## Task details
Only the pictures stay out; every record is to be quoted exactly.

[Records]
** START **
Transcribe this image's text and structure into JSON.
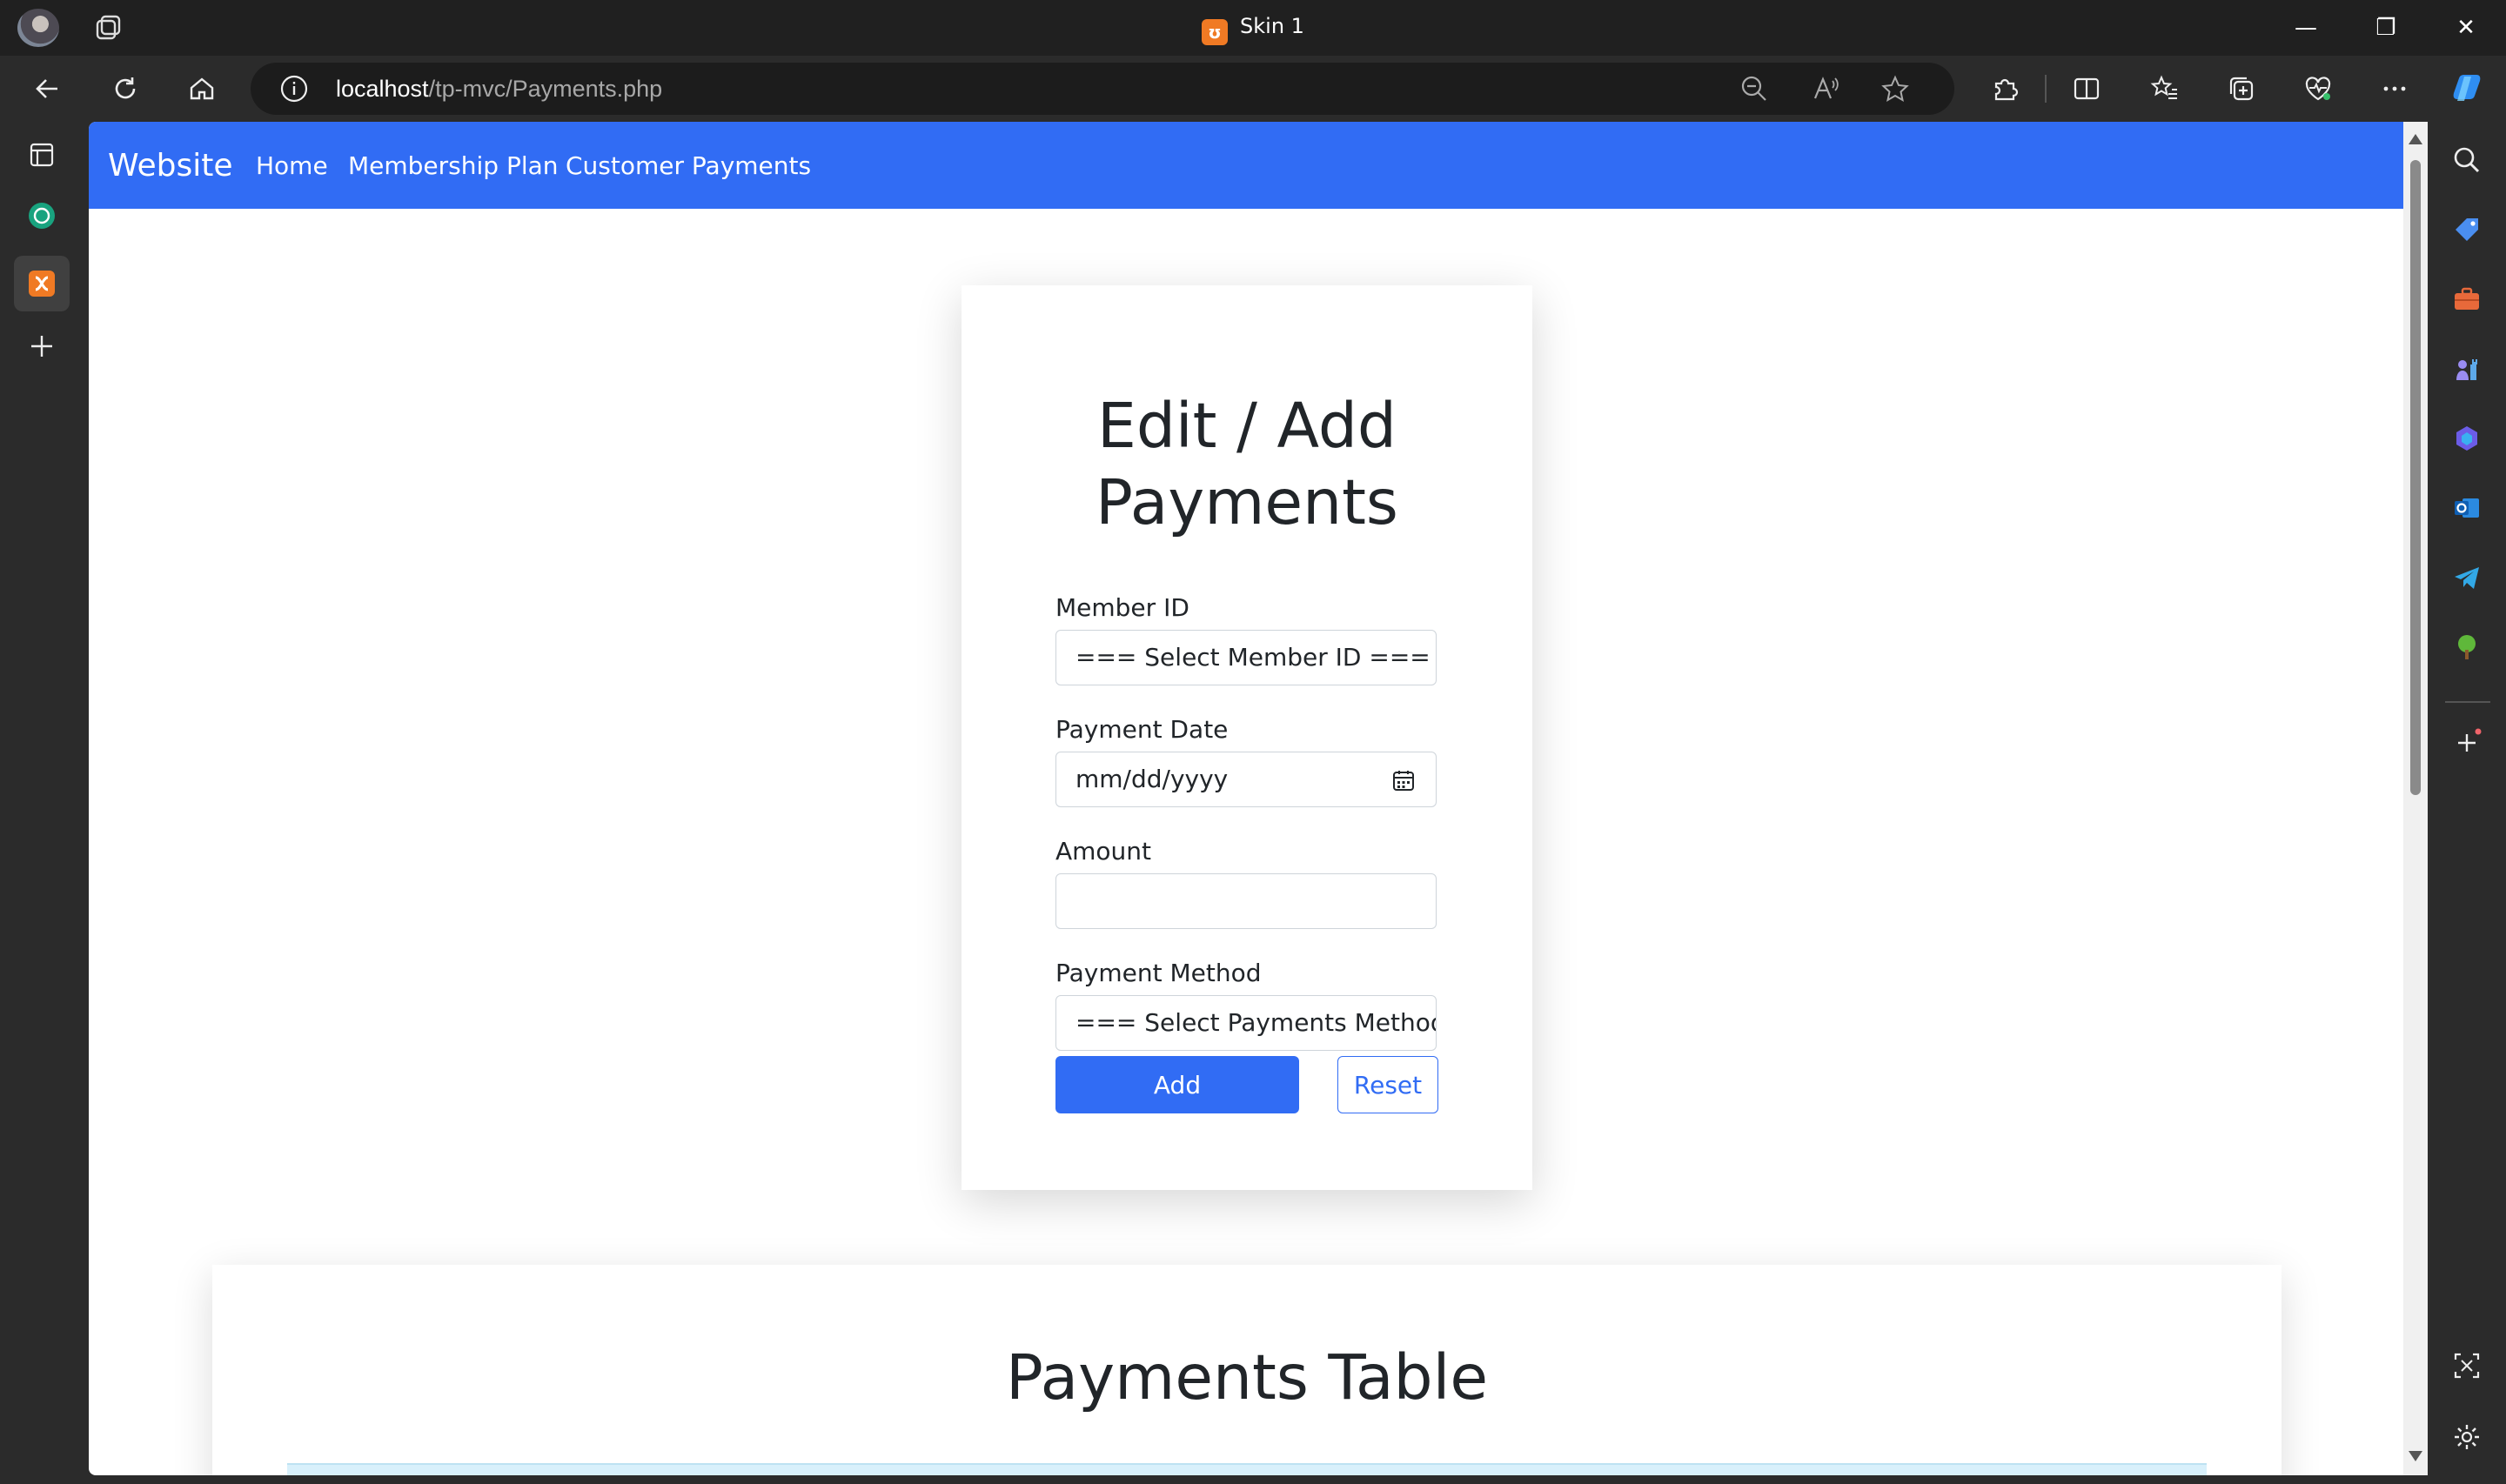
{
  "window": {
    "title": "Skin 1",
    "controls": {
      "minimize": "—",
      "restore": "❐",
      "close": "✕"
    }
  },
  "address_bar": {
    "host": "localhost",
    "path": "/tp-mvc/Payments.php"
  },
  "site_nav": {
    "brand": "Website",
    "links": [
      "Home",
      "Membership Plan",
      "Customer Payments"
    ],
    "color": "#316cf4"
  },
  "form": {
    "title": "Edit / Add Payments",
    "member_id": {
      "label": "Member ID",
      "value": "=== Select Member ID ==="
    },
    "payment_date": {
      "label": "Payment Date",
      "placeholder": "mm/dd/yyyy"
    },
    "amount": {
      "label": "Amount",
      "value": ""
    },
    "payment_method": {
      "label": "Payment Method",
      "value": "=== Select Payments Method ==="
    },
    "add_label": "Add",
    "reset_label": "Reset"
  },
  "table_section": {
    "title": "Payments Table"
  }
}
** END **
## Problem solution
Transcribe this image's text and structure into JSON.
{
  "window": {
    "title": "Skin 1",
    "controls": {
      "minimize": "—",
      "restore": "❐",
      "close": "✕"
    }
  },
  "address_bar": {
    "host": "localhost",
    "path": "/tp-mvc/Payments.php"
  },
  "site_nav": {
    "brand": "Website",
    "links": [
      "Home",
      "Membership Plan",
      "Customer Payments"
    ],
    "color": "#316cf4"
  },
  "form": {
    "title": "Edit / Add Payments",
    "member_id": {
      "label": "Member ID",
      "value": "=== Select Member ID ==="
    },
    "payment_date": {
      "label": "Payment Date",
      "placeholder": "mm/dd/yyyy"
    },
    "amount": {
      "label": "Amount",
      "value": ""
    },
    "payment_method": {
      "label": "Payment Method",
      "value": "=== Select Payments Method ==="
    },
    "add_label": "Add",
    "reset_label": "Reset"
  },
  "table_section": {
    "title": "Payments Table"
  }
}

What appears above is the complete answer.